> WHAT TO WORK ON
Check each line of the records below and collect those holding "Na₂O".

Some records:
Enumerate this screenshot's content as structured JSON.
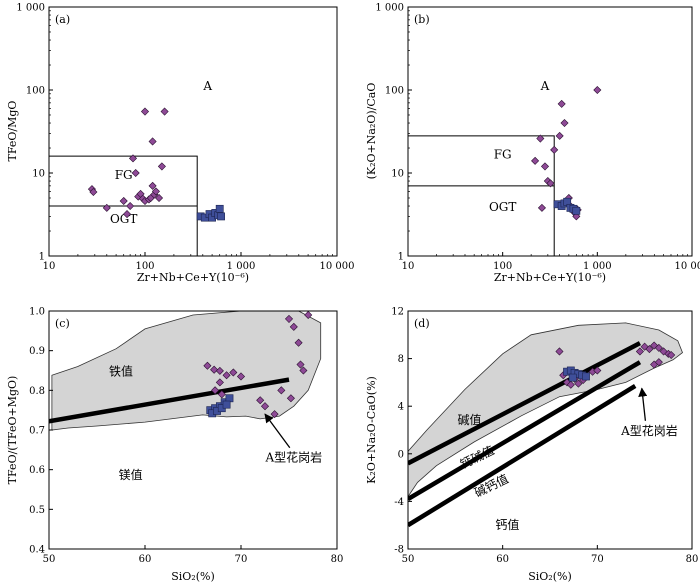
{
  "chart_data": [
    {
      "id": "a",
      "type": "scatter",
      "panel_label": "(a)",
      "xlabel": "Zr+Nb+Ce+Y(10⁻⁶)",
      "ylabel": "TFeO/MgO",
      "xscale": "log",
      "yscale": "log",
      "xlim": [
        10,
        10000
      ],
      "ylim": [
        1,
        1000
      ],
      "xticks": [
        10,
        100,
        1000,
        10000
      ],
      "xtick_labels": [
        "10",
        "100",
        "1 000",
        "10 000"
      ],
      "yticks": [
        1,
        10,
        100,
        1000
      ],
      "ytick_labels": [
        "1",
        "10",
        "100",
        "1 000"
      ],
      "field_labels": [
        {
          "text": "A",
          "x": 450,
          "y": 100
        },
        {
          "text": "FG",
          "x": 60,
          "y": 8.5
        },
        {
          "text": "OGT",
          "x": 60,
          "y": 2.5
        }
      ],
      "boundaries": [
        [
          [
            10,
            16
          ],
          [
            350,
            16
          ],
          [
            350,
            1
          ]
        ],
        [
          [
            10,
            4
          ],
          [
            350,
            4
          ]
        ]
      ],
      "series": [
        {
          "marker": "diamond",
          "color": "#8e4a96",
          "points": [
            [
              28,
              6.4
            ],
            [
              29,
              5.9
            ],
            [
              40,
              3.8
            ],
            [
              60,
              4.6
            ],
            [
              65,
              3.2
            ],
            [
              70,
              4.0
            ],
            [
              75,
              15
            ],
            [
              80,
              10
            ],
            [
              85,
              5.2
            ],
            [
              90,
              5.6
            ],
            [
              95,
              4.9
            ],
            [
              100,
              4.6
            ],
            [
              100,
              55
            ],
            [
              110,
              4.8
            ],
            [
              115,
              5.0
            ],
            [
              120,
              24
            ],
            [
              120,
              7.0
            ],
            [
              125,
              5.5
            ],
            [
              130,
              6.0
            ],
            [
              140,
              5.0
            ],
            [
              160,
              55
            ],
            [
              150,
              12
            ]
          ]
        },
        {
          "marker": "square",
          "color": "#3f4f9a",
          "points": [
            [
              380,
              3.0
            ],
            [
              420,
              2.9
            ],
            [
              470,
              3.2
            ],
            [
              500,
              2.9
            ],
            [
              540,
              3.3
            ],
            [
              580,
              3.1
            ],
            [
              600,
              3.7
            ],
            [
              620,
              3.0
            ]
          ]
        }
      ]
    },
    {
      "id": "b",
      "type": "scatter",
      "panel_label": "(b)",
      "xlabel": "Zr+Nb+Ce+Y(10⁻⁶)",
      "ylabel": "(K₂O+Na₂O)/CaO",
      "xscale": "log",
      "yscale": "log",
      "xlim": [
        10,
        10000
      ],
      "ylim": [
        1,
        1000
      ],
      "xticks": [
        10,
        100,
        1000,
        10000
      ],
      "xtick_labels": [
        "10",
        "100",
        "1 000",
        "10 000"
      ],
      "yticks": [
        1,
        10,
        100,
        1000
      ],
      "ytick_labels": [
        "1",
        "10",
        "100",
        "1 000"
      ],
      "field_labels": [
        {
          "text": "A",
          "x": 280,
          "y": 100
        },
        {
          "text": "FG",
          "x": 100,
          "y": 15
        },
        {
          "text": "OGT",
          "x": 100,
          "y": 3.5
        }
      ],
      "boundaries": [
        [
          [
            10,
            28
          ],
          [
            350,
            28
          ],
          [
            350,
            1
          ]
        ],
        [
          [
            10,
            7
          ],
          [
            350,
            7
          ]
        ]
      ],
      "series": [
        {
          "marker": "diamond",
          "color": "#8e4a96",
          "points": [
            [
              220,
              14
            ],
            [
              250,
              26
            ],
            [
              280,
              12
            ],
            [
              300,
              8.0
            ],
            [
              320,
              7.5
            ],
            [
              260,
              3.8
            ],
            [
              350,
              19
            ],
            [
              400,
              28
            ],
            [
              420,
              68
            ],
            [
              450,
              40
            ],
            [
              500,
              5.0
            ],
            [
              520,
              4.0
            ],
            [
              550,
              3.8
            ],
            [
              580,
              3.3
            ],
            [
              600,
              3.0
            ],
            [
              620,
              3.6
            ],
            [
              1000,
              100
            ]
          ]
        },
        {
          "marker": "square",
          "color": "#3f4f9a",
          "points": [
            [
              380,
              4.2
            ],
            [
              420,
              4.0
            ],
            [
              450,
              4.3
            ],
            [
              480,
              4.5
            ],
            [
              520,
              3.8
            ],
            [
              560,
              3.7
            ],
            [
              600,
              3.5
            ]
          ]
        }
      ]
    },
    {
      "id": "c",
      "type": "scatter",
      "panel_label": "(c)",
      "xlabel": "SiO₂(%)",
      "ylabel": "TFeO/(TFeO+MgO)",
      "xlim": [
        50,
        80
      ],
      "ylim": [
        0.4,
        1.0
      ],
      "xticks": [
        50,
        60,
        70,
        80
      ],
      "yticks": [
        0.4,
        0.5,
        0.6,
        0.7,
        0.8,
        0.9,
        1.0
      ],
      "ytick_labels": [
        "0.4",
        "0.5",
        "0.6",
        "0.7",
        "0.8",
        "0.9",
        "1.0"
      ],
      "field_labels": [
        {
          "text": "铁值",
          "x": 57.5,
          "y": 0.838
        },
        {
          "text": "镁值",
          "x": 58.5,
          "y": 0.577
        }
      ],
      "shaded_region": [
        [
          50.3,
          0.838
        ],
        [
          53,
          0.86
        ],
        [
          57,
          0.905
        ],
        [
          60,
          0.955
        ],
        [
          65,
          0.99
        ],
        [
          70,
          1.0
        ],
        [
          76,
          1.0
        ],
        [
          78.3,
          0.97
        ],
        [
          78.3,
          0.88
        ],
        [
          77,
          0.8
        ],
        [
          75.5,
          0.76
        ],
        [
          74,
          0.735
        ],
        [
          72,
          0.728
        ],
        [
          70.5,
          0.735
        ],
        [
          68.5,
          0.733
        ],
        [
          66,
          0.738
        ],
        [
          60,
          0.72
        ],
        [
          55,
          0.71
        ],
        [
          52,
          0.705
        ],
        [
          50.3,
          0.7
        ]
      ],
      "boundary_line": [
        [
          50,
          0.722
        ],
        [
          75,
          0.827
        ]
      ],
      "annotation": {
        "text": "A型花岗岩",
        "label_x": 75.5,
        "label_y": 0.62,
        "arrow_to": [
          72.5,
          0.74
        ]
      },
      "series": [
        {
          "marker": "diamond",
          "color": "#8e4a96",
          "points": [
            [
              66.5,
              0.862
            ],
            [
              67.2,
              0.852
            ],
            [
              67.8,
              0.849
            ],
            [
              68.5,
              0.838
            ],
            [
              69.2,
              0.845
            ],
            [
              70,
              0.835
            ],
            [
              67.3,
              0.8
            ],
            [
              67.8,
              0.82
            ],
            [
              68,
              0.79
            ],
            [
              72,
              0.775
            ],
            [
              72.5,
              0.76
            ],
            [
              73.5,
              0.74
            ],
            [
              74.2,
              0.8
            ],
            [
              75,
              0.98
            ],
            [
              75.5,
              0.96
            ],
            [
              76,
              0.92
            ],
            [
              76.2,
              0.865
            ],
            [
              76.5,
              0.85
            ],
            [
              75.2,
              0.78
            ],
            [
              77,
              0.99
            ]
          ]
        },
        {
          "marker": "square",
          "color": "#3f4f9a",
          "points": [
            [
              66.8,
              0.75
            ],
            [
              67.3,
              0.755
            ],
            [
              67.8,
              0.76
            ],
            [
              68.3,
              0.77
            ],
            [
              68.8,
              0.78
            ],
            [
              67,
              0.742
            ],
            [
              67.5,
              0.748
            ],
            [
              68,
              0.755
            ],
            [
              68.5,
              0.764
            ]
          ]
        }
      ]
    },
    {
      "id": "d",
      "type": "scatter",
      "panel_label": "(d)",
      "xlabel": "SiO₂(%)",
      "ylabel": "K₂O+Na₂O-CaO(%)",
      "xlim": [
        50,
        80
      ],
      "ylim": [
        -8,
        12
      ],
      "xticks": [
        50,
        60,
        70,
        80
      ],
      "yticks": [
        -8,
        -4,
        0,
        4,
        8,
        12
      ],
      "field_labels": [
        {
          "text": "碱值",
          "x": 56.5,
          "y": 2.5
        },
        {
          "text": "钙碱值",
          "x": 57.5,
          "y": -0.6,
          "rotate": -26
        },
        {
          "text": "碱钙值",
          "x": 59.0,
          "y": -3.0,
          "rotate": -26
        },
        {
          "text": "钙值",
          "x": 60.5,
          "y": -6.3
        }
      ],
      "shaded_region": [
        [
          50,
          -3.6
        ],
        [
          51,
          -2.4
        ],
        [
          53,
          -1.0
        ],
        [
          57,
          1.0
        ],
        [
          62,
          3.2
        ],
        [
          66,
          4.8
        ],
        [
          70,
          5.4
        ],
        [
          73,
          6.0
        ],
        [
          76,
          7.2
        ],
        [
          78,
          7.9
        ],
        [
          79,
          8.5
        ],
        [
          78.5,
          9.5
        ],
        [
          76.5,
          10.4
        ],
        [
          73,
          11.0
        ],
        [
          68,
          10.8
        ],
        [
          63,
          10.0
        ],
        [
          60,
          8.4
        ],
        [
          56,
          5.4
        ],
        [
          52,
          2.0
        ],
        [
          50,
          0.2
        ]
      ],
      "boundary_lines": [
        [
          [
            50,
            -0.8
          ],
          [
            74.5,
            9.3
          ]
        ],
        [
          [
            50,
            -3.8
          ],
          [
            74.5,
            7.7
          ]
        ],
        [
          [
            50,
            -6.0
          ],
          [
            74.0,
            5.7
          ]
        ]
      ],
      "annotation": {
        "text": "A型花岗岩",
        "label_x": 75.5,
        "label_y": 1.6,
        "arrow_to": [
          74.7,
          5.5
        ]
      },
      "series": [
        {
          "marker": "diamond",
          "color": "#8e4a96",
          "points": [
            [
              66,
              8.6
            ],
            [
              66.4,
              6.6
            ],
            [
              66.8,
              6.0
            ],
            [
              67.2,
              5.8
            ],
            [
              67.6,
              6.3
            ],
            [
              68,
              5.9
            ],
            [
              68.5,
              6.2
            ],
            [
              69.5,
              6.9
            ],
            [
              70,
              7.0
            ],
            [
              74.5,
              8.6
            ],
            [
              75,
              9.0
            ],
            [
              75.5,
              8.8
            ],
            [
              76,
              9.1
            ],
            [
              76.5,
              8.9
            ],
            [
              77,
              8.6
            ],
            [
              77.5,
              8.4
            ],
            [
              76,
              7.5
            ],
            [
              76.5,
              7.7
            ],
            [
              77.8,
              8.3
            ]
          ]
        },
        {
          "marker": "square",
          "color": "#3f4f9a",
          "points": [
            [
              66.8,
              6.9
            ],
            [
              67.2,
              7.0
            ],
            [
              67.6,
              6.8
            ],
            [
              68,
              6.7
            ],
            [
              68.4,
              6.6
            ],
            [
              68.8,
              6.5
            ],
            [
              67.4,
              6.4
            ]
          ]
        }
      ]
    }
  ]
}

> ANSWER TO THIS PROBLEM
      "ylabel": "(K₂O+Na₂O)/CaO",
      "ylabel": "K₂O+Na₂O-CaO(%)",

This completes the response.